Stored entries
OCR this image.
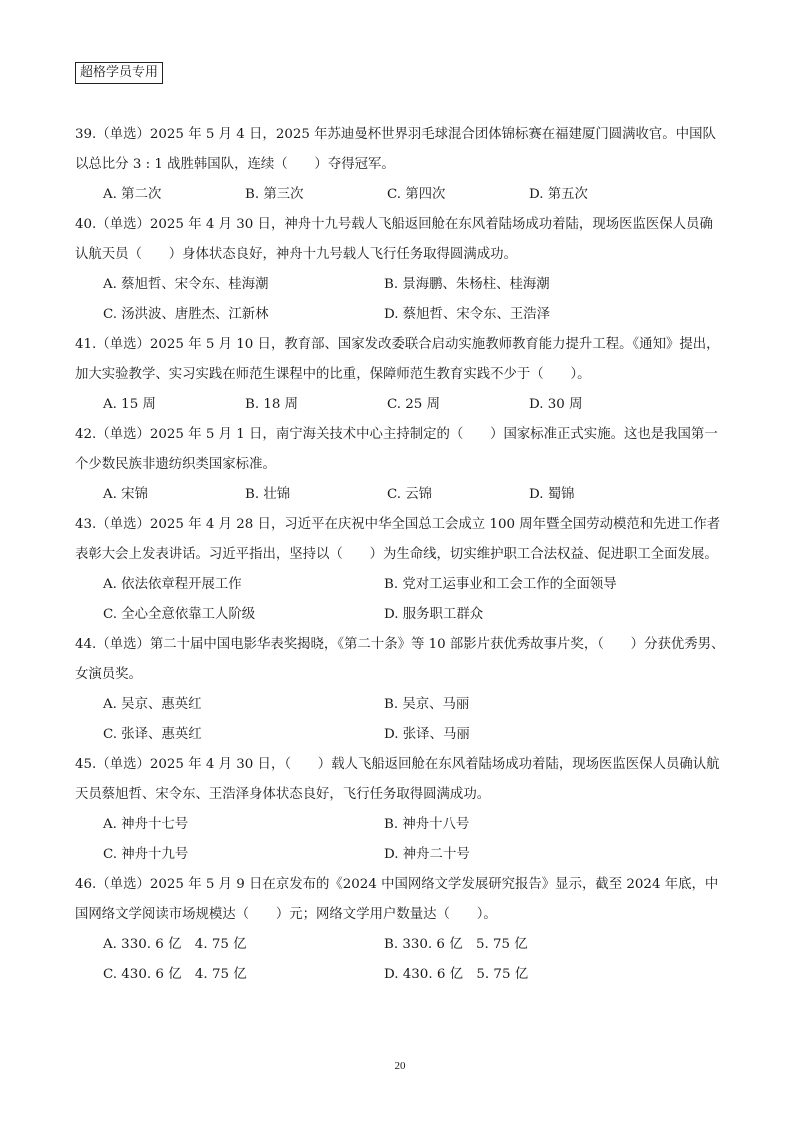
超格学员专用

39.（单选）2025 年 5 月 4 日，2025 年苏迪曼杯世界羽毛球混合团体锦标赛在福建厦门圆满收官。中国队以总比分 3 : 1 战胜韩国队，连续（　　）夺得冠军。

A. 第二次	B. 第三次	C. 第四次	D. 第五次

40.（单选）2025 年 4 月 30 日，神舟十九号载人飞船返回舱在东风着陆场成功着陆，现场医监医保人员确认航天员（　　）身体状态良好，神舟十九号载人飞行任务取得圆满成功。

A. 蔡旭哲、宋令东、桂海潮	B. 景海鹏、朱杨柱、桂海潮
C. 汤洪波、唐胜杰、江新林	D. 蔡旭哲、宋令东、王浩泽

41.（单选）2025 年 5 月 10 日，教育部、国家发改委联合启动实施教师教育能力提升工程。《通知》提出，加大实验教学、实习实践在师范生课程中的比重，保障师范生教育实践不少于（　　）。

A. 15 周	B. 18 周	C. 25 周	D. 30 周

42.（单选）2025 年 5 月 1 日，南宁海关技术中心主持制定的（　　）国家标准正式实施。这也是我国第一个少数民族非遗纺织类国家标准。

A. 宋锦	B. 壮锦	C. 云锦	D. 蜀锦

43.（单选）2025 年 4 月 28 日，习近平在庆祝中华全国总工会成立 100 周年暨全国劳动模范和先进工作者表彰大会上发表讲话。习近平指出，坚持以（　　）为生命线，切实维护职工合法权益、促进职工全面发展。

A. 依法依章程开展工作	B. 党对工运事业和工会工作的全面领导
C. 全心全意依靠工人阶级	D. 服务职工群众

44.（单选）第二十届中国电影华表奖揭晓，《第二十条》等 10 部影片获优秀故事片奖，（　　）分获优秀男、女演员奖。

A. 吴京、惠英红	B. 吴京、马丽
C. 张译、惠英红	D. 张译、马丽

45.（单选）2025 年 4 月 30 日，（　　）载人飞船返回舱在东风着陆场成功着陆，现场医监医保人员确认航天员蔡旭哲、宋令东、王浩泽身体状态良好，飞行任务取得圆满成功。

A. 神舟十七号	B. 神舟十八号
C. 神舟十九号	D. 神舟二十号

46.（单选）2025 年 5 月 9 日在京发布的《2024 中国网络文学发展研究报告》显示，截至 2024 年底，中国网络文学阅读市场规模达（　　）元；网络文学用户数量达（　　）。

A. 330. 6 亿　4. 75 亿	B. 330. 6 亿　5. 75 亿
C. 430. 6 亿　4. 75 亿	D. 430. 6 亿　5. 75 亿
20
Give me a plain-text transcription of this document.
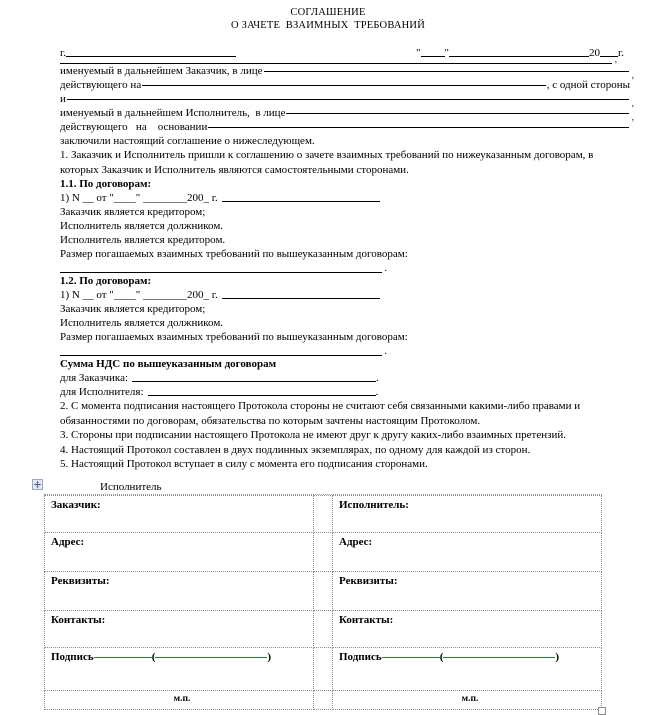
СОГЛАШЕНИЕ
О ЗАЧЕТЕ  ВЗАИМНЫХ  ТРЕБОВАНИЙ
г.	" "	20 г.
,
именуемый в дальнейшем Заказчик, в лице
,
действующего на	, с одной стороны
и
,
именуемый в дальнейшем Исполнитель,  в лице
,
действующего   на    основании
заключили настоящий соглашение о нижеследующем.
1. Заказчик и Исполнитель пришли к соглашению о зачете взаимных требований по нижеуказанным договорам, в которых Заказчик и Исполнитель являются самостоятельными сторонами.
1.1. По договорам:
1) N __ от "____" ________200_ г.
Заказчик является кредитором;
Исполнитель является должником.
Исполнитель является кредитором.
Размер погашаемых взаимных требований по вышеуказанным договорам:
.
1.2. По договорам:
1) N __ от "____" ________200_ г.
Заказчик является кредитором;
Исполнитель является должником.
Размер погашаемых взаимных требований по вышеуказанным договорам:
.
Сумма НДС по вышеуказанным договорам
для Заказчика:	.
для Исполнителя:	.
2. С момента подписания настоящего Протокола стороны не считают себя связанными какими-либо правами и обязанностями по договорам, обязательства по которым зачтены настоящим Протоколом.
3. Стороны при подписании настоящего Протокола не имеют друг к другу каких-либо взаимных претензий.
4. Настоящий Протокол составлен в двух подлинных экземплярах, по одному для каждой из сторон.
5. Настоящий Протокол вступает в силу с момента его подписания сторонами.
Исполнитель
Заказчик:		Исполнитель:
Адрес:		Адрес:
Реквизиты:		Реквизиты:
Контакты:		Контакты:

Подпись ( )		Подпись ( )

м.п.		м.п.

◆ Your task
List every line above that holds the word "договорам".

◆ Result of this task
1. Заказчик и Исполнитель пришли к соглашению о зачете взаимных требований по нижеуказанным договорам, в которых Заказчик и Исполнитель являются самостоятельными сторонами.
1.1. По договорам:
Размер погашаемых взаимных требований по вышеуказанным договорам:
1.2. По договорам:
Размер погашаемых взаимных требований по вышеуказанным договорам:
Сумма НДС по вышеуказанным договорам
2. С момента подписания настоящего Протокола стороны не считают себя связанными какими-либо правами и обязанностями по договорам, обязательства по которым зачтены настоящим Протоколом.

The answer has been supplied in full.